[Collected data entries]
################
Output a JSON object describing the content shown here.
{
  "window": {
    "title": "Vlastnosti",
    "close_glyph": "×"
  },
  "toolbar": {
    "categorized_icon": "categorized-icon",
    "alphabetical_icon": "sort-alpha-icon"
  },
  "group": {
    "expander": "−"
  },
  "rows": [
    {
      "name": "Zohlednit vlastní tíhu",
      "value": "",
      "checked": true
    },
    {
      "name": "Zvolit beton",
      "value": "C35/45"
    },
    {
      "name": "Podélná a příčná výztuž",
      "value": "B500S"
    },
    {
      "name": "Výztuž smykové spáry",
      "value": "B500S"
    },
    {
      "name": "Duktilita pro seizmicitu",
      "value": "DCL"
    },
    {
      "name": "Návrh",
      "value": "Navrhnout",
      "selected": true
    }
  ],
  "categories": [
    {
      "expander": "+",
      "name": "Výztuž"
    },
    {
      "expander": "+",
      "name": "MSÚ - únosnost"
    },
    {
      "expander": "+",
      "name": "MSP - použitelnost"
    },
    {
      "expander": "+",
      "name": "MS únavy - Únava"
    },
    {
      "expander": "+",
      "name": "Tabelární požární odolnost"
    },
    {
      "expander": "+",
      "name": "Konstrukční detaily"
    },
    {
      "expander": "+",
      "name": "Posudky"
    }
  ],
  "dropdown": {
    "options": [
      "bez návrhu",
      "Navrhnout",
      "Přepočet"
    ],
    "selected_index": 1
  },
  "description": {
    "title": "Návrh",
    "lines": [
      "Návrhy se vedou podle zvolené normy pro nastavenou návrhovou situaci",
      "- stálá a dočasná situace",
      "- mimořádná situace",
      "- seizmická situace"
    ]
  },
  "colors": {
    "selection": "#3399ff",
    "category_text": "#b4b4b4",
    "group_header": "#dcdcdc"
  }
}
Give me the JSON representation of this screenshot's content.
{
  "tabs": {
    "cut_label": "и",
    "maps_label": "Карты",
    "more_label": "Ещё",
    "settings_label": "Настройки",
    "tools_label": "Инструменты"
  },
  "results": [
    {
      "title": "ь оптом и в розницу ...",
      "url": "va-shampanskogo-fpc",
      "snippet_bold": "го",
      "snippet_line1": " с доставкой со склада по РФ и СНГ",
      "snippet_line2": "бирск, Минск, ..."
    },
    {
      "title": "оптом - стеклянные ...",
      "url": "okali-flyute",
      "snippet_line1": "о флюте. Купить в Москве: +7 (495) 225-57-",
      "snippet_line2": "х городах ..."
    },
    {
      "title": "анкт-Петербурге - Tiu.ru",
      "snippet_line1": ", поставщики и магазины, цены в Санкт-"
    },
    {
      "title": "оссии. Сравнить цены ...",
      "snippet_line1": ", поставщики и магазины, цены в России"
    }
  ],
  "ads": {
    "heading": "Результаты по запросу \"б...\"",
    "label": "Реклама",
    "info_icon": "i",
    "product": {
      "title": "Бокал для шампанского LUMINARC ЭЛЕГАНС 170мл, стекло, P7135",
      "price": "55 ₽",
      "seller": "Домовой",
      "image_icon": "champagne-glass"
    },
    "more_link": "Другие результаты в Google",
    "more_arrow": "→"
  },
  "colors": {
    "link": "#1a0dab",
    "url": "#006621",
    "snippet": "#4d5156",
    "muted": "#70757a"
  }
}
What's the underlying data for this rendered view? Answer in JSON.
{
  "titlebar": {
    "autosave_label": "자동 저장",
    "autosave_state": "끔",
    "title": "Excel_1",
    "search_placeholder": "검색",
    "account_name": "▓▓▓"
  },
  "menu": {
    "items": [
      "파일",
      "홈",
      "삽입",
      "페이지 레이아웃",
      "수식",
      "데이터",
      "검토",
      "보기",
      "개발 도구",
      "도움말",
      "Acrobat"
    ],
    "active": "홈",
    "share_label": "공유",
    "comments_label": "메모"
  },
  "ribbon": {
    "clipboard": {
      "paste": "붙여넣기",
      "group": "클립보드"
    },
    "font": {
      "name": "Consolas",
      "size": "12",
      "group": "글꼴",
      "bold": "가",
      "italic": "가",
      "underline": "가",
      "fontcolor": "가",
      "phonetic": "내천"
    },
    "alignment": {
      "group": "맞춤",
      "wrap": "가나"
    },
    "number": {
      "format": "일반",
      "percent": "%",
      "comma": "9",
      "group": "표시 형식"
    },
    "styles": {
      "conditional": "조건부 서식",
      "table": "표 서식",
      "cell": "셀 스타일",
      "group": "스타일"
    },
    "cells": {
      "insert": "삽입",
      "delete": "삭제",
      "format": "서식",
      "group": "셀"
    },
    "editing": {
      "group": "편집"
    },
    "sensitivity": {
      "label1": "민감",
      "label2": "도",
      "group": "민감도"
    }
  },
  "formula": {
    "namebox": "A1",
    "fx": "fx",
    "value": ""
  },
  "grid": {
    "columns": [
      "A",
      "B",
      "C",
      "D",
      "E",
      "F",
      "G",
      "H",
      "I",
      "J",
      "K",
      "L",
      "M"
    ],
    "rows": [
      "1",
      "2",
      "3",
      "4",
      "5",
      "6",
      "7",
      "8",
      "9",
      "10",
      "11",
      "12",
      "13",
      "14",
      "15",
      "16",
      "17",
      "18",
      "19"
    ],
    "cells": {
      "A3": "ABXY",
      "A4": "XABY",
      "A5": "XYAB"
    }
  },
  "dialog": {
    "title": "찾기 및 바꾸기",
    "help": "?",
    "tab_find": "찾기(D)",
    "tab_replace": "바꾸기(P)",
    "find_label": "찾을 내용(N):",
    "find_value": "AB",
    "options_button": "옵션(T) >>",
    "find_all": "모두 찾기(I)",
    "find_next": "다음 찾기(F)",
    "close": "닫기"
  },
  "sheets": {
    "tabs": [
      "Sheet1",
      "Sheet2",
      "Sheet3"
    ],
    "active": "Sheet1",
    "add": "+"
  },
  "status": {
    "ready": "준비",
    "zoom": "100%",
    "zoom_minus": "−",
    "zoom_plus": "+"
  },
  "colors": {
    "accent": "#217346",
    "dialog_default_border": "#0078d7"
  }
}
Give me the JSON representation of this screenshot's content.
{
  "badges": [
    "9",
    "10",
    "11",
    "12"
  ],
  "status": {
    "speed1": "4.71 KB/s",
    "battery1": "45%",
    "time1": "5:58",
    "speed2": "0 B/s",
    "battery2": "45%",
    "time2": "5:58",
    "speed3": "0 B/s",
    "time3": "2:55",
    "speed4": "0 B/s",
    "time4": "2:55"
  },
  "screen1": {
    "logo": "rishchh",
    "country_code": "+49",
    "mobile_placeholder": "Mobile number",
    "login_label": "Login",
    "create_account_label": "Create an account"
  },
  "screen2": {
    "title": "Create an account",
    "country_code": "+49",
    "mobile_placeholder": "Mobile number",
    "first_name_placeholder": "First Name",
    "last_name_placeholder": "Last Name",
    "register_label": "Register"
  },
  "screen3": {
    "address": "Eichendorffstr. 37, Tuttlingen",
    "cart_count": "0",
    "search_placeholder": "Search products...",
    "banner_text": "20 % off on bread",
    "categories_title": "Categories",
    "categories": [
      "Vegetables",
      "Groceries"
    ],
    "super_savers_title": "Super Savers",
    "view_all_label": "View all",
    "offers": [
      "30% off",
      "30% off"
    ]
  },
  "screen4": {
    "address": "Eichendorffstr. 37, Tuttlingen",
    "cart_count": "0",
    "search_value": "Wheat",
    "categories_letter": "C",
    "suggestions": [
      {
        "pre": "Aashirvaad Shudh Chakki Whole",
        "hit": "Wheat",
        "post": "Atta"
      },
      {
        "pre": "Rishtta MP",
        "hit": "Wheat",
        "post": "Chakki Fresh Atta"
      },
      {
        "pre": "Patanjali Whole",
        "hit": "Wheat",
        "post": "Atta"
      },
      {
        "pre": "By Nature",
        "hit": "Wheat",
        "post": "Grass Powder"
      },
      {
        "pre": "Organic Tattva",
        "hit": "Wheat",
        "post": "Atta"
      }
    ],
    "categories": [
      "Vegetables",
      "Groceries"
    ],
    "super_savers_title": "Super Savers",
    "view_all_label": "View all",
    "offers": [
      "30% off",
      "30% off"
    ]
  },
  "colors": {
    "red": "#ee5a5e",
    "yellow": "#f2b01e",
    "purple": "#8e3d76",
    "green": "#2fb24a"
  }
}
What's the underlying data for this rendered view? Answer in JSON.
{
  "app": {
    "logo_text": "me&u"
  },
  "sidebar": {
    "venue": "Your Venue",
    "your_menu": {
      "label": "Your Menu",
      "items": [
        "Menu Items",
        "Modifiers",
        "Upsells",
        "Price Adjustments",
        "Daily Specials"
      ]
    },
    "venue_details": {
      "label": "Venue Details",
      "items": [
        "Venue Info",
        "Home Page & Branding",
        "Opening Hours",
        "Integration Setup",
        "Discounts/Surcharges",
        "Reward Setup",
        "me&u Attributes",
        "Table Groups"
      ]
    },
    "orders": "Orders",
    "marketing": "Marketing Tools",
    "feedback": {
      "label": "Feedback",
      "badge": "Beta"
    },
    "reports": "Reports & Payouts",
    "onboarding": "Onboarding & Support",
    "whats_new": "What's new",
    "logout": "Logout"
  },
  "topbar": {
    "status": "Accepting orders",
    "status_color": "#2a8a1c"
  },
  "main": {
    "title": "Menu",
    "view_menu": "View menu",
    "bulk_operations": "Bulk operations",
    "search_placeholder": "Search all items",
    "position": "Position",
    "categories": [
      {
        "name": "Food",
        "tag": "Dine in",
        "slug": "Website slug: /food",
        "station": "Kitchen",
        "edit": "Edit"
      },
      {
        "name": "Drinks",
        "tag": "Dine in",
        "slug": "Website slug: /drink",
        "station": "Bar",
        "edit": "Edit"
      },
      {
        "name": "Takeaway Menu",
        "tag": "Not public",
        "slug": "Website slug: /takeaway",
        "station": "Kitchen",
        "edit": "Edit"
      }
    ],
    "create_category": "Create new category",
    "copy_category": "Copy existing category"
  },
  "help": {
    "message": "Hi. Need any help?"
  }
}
################
Find each line in the records holding the string "оптом" and show it.

      "title": "ь оптом и в розницу ...",
      "title": "оптом - стеклянные ...",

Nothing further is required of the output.